── Exercise inputs
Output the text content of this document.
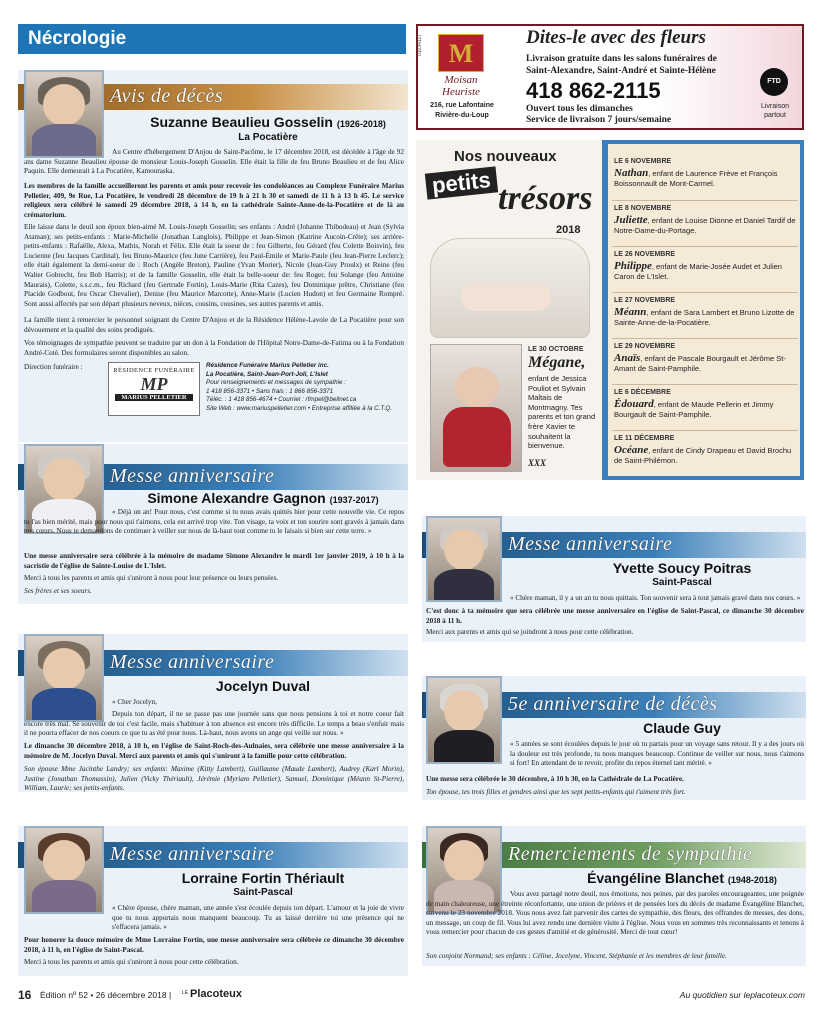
Nécrologie
Avis de décès
Suzanne Beaulieu Gosselin (1926-2018)
La Pocatière
Au Centre d'hébergement D'Anjou de Saint-Pacôme, le 17 décembre 2018, est décédée à l'âge de 92 ans dame Suzanne Beaulieu épouse de monsieur Louis-Joseph Gosselin. Elle était la fille de feu Bruno Beaulieu et de feu Alice Paquin. Elle demeurait à La Pocatière, Kamouraska.
Les membres de la famille accueilleront les parents et amis pour recevoir les condoléances au Complexe Funéraire Marius Pelletier, 409, 9e Rue, La Pocatière, le vendredi 28 décembre de 19 h à 21 h 30 et samedi de 11 h à 13 h 45. Le service religieux sera célébré le samedi 29 décembre 2018, à 14 h, en la cathédrale Sainte-Anne-de-la-Pocatière et de là au crématorium.
Elle laisse dans le deuil son époux bien-aimé M. Louis-Joseph Gosselin; ses enfants : André (Johanne Thibodeau) et Jean (Sylvia Ataman); ses petits-enfants : Marie-Michelle (Jonathan Langlois), Philippe et Jean-Simon (Katrine Aucoin-Crête); ses arrière-petits-enfants : Rafaëlle, Alexa, Mathis, Norah et Félix. Elle était la soeur de : feu Gilberte, feu Gérard (feu Colette Boisvin), feu Lucienne (feu Jacques Cardinal), feu Bruno-Maurice (feu June Carrière), feu Paul-Émile et Marie-Paule (feu Jean-Pierre Leclerc); elle était également la demi-soeur de : Roch (Angèle Breton), Pauline (Yvan Morier), Nicole (Jean-Guy Proulx) et Reine (feu Walter Gobrecht, feu Bob Harris); et de la famille Gosselin, elle était la belle-soeur de: feu Roger, feu Solange (feu Antoine Maurais), Colette, s.s.c.m., feu Richard (feu Gertrude Fortin), Louis-Marie (Rita Cazes), feu Dominique prêtre, Christiane (feu Placide Godbout, feu Oscar Chevalier), Denise (feu Maurice Marcotte), Anne-Marie (Lucien Hudon) et feu Germaine Rompré. Sont aussi affectés par son départ plusieurs neveux, nièces, cousins, cousines, ses autres parents et amis.
La famille tient à remercier le personnel soignant du Centre D'Anjou et de la Résidence Hélène-Lavoie de La Pocatière pour son dévouement et la qualité des soins prodigués.
Vos témoignages de sympathie peuvent se traduire par un don à la Fondation de l'Hôpital Notre-Dame-de-Fatima ou à la Fondation André-Coté. Des formulaires seront disponibles au salon.
Direction funéraire :	RÉSIDENCE FUNÉRAIRE
MP
MARIUS PELLETIER
Résidence Funéraire Marius Pelletier inc.
La Pocatière, Saint-Jean-Port-Joli, L'Islet
Pour renseignements et messages de sympathie :
1 418 856-3371 • Sans frais : 1 866 856-3371
Téléc. : 1 418 856-4674 • Courriel : rfmpel@bellnet.ca
Site Web : www.mariuspelletier.com • Entreprise affiliée à la C.T.Q.
01034117
M
Moisan
Heuriste
216, rue Lafontaine
Rivière-du-Loup
Dites-le avec des fleurs
Livraison gratuite dans les salons funéraires de
Saint-Alexandre, Saint-André et Sainte-Hélène
418 862-2115
Ouvert tous les dimanches
Service de livraison 7 jours/semaine
FTD
Livraison partout
Nos nouveaux
petits trésors
2018
LE 30 OCTOBRE
Mégane,
enfant de Jessica Pouliot et Sylvain Maltais de Montmagny. Tes parents et ton grand frère Xavier te souhaitent la bienvenue.
XXX
LE 6 NOVEMBRE
Nathan, enfant de Laurence Frève et François Boissonnault de Mont-Carmel.
LE 8 NOVEMBRE
Juliette, enfant de Louise Dionne et Daniel Tardif de Notre-Dame-du-Portage.
LE 26 NOVEMBRE
Philippe, enfant de Marie-Josée Audet et Julien Caron de L'Islet.
LE 27 NOVEMBRE
Méann, enfant de Sara Lambert et Bruno Lizotte de Sainte-Anne-de-la-Pocatière.
LE 29 NOVEMBRE
Anaïs, enfant de Pascale Bourgault et Jérôme St-Amant de Saint-Pamphile.
LE 6 DÉCEMBRE
Édouard, enfant de Maude Pellerin et Jimmy Bourgault de Saint-Pamphile.
LE 11 DÉCEMBRE
Océane, enfant de Cindy Drapeau et David Brochu de Saint-Philémon.
Messe anniversaire
Simone Alexandre Gagnon (1937-2017)
« Déjà un an! Pour nous, c'est comme si tu nous avais quittés hier pour cette nouvelle vie. Ce repos tu l'as bien mérité, mais pour nous qui t'aimons, cela est arrivé trop vite. Ton visage, ta voix et ton sourire sont gravés à jamais dans nos cœurs. Nous te demandons de continuer à veiller sur nous de là-haut tout comme tu le faisais si bien sur cette terre. »
Une messe anniversaire sera célébrée à la mémoire de madame Simone Alexandre le mardi 1er janvier 2019, à 10 h à la sacristie de l'église de Sainte-Louise de L'Islet.
Merci à tous les parents et amis qui s'uniront à nous pour leur présence ou leurs pensées.
Ses frères et ses soeurs.
Messe anniversaire
Yvette Soucy Poitras
Saint-Pascal
« Chère maman, il y a un an tu nous quittais. Ton souvenir sera à tout jamais gravé dans nos cœurs. »
C'est donc à ta mémoire que sera célébrée une messe anniversaire en l'église de Saint-Pascal, ce dimanche 30 décembre 2018 à 11 h.
Merci aux parents et amis qui se joindront à nous pour cette célébration.
Messe anniversaire
Jocelyn Duval
« Cher Jocelyn,
Depuis ton départ, il ne se passe pas une journée sans que nous pensions à toi et notre coeur fait encore très mal. Se souvenir de toi c'est facile, mais s'habituer à ton absence est encore très difficile. Le temps a beau s'enfuir mais il ne pourra effacer de nos coeurs ce que tu as été pour nous. Là-haut, nous avons un ange qui veille sur nous. »
Le dimanche 30 décembre 2018, à 10 h, en l'église de Saint-Roch-des-Aulnaies, sera célébrée une messe anniversaire à la mémoire de M. Jocelyn Duval. Merci aux parents et amis qui s'uniront à la famille pour cette célébration.
Son épouse Mme Jacinthe Landry; ses enfants: Maxime (Kitty Lambert), Guillaume (Maude Lambert), Audrey (Karl Morin), Justine (Jonathan Thomassin), Julien (Vicky Thériault), Jérémie (Myriam Pelletier), Samuel, Dominique (Méann St-Pierre), William, Laurie; ses petits-enfants.
5e anniversaire de décès
Claude Guy
« 5 années se sont écoulées depuis le jour où tu partais pour un voyage sans retour. Il y a des jours où la douleur est très profonde, tu nous manques beaucoup. Continue de veiller sur nous, nous t'aimons si fort! En attendant de te revoir, profite du repos éternel tant mérité. »
Une messe sera célébrée le 30 décembre, à 10 h 30, en la Cathédrale de La Pocatière.
Ton épouse, tes trois filles et gendres ainsi que tes sept petits-enfants qui t'aiment très fort.
Messe anniversaire
Lorraine Fortin Thériault
Saint-Pascal
« Chère épouse, chère maman, une année s'est écoulée depuis ton départ. L'amour et la joie de vivre que tu nous apportais nous manquent beaucoup. Tu as laissé derrière toi une présence qui ne s'effacera jamais. »
Pour honorer la douce mémoire de Mme Lorraine Fortin, une messe anniversaire sera célébrée ce dimanche 30 décembre 2018, à 11 h, en l'église de Saint-Pascal.
Merci à tous les parents et amis qui s'uniront à nous pour cette célébration.
Remerciements de sympathie
Évangéline Blanchet (1948-2018)
Vous avez partagé notre deuil, nos émotions, nos peines, par des paroles encourageantes, une poignée de main chaleureuse, une étreinte réconfortante, une union de prières et de pensées lors du décès de madame Évangéline Blanchet, survenu le 23 novembre 2018. Vous nous avez fait parvenir des cartes de sympathie, des fleurs, des offrandes de messes, des dons, un message, un coup de fil. Vous lui avez rendu une dernière visite à l'église. Nous vous en sommes très reconnaissants et tenons à vous remercier pour chacun de ces gestes d'amitié et de générosité. Merci de tout cœur!
Son conjoint Normand; ses enfants : Céline, Jocelyne, Vincent, Stéphanie et les membres de leur famille.
16 Édition nº 52 • 26 décembre 2018 | LE Placoteux	Au quotidien sur leplacoteux.com
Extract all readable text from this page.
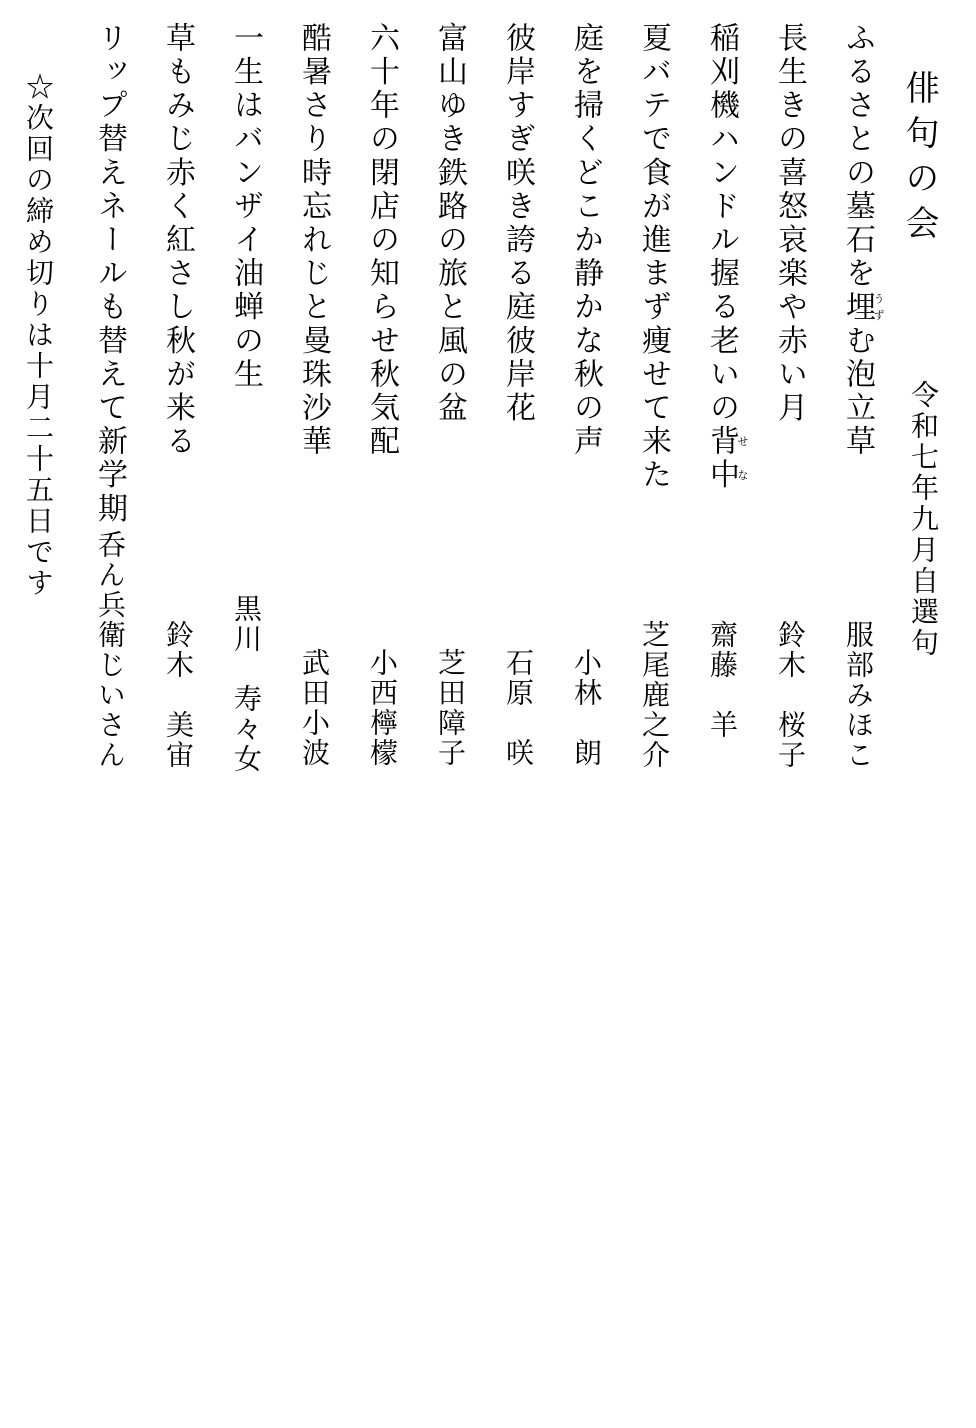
俳句の会
令和七年九月自選句
ふるさとの墓石を埋うずむ泡立草
服部みほこ
長生きの喜怒哀楽や赤い月
鈴木　桜子
稲刈機ハンドル握る老いの背中せな
齋藤　羊
夏バテで食が進まず痩せて来た
芝尾鹿之介
庭を掃くどこか静かな秋の声
小林　朗
彼岸すぎ咲き誇る庭彼岸花
石原　咲
富山ゆき鉄路の旅と風の盆
芝田障子
六十年の閉店の知らせ秋気配
小西檸檬
酷暑さり時忘れじと曼珠沙華
武田小波
一生はバンザイ油蝉の生
黒川　寿々女
草もみじ赤く紅さし秋が来る
鈴木　美宙
リップ替えネールも替えて新学期
呑ん兵衛じいさん
☆次回の締め切りは十月二十五日です
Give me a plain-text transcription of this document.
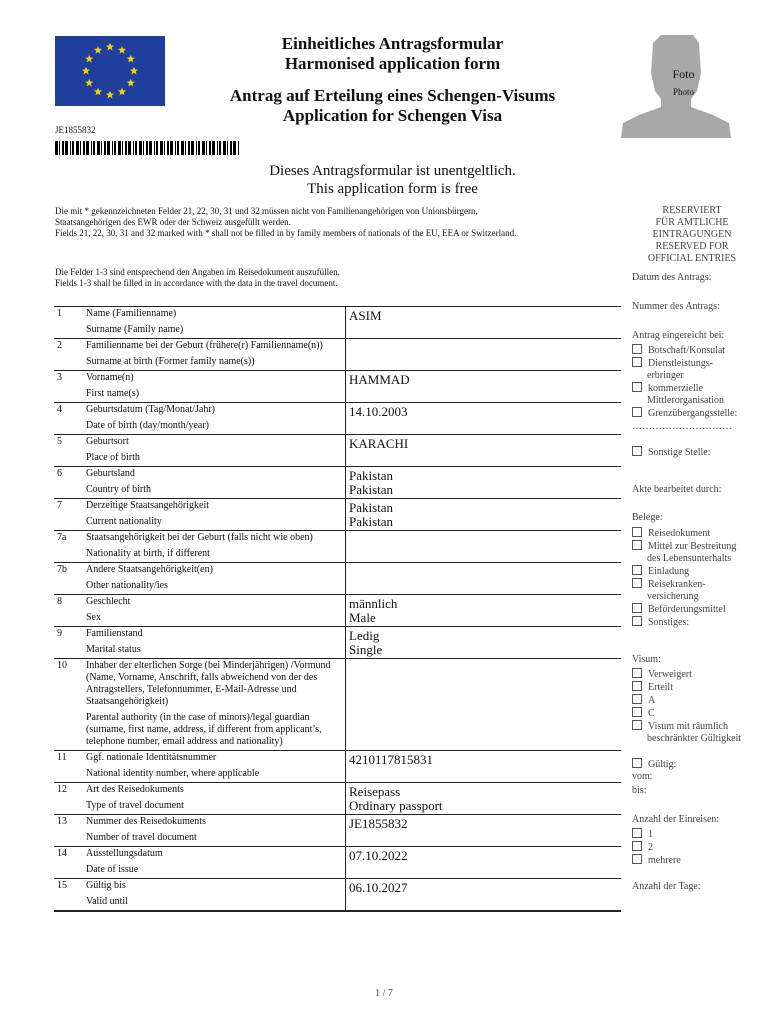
Einheitliches Antragsformular
Harmonised application form
Antrag auf Erteilung eines Schengen-Visums
Application for Schengen Visa
Foto
Photo
JE1855832
Dieses Antragsformular ist unentgeltlich.
This application form is free
Die mit * gekennzeichneten Felder 21, 22, 30, 31 und 32 müssen nicht von Familienangehörigen von Unionsbürgern, Staatsangehörigen des EWR oder der Schweiz ausgefüllt werden.
Fields 21, 22, 30, 31 and 32 marked with * shall not be filled in by family members of nationals of the EU, EEA or Switzerland.
Die Felder 1-3 sind entsprechend den Angaben im Reisedokument auszufüllen.
Fields 1-3 shall be filled in in accordance with the data in the travel document.
1	Name (Familienname)
Surname (Family name)	ASIM

2	Familienname bei der Geburt (frühere(r) Familienname(n))
Surname at birth (Former family name(s))	

3	Vorname(n)
First name(s)	HAMMAD

4	Geburtsdatum (Tag/Monat/Jahr)
Date of birth (day/month/year)	14.10.2003

5	Geburtsort
Place of birth	KARACHI

6	Geburtsland
Country of birth	Pakistan
Pakistan

7	Derzeitige Staatsangehörigkeit
Current nationality	Pakistan
Pakistan

7a	Staatsangehörigkeit bei der Geburt (falls nicht wie oben)
Nationality at birth, if different	

7b	Andere Staatsangehörigkeit(en)
Other nationality/ies	

8	Geschlecht
Sex	männlich
Male

9	Familienstand
Marital status	Ledig
Single

10	Inhaber der elterlichen Sorge (bei Minderjährigen) /Vormund (Name, Vorname, Anschrift, falls abweichend von der des Antragstellers, Telefonnummer, E-Mail-Adresse und Staatsangehörigkeit)
Parental authority (in the case of minors)/legal guardian (surname, first name, address, if different from applicant’s, telephone number, email address and nationality)	

11	Ggf. nationale Identitätsnummer
National identity number, where applicable	4210117815831

12	Art des Reisedokuments
Type of travel document	Reisepass
Ordinary passport

13	Nummer des Reisedokuments
Number of travel document	JE1855832

14	Ausstellungsdatum
Date of issue	07.10.2022

15	Gültig bis
Valid until	06.10.2027
RESERVIERT
FÜR AMTLICHE
EINTRAGUNGEN
RESERVED FOR
OFFICIAL ENTRIES
Datum des Antrags:
Nummer des Antrags:
Antrag eingereicht bei:
Botschaft/Konsulat
Dienstleistungs-
erbringer
kommerzielle
Mittlerorganisation
Grenzübergangsstelle:
…………………………
Sonstige Stelle:
Akte bearbeitet durch:
Belege:
Reisedokument
Mittel zur Bestreitung
des Lebensunterhalts
Einladung
Reisekranken-
versicherung
Beförderungsmittel
Sonstiges:
Visum:
Verweigert
Erteilt
A
C
Visum mit räumlich
beschränkter Gültigkeit
Gültig:
vom:
bis:
Anzahl der Einreisen:
1
2
mehrere
Anzahl der Tage:
1 / 7
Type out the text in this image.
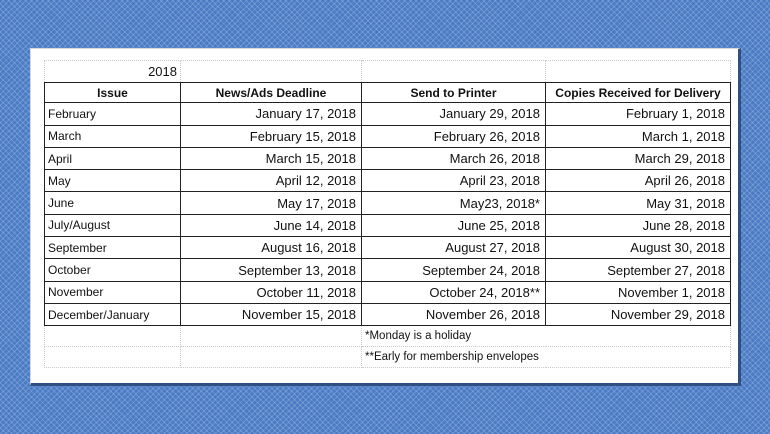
2018			
Issue	News/Ads Deadline	Send to Printer	Copies Received for Delivery
February	January 17, 2018	January 29, 2018	February 1, 2018
March	February 15, 2018	February 26, 2018	March 1, 2018
April	March 15, 2018	March 26, 2018	March 29, 2018
May	April 12, 2018	April 23, 2018	April 26, 2018
June	May 17, 2018	May23, 2018*	May 31, 2018
July/August	June 14, 2018	June 25, 2018	June 28, 2018
September	August 16, 2018	August 27, 2018	August 30, 2018
October	September 13, 2018	September 24, 2018	September 27, 2018
November	October 11, 2018	October 24, 2018**	November 1, 2018
December/January	November 15, 2018	November 26, 2018	November 29, 2018
		*Monday is a holiday	
		**Early for membership envelopes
────
**Task to complete:**
From the entries above, copy out every line where the string "pensées" appears.

**Exercise output:**
Merci à tous les parents et amis qui s'uniront à nous pour leur présence ou leurs pensées.
Vous avez partagé notre deuil, nos émotions, nos peines, par des paroles encourageantes, une poignée de main chaleureuse, une étreinte réconfortante, une union de prières et de pensées lors du décès de madame Évangéline Blanchet, survenu le 23 novembre 2018. Vous nous avez fait parvenir des cartes de sympathie, des fleurs, des offrandes de messes, des dons, un message, un coup de fil. Vous lui avez rendu une dernière visite à l'église. Nous vous en sommes très reconnaissants et tenons à vous remercier pour chacun de ces gestes d'amitié et de générosité. Merci de tout cœur!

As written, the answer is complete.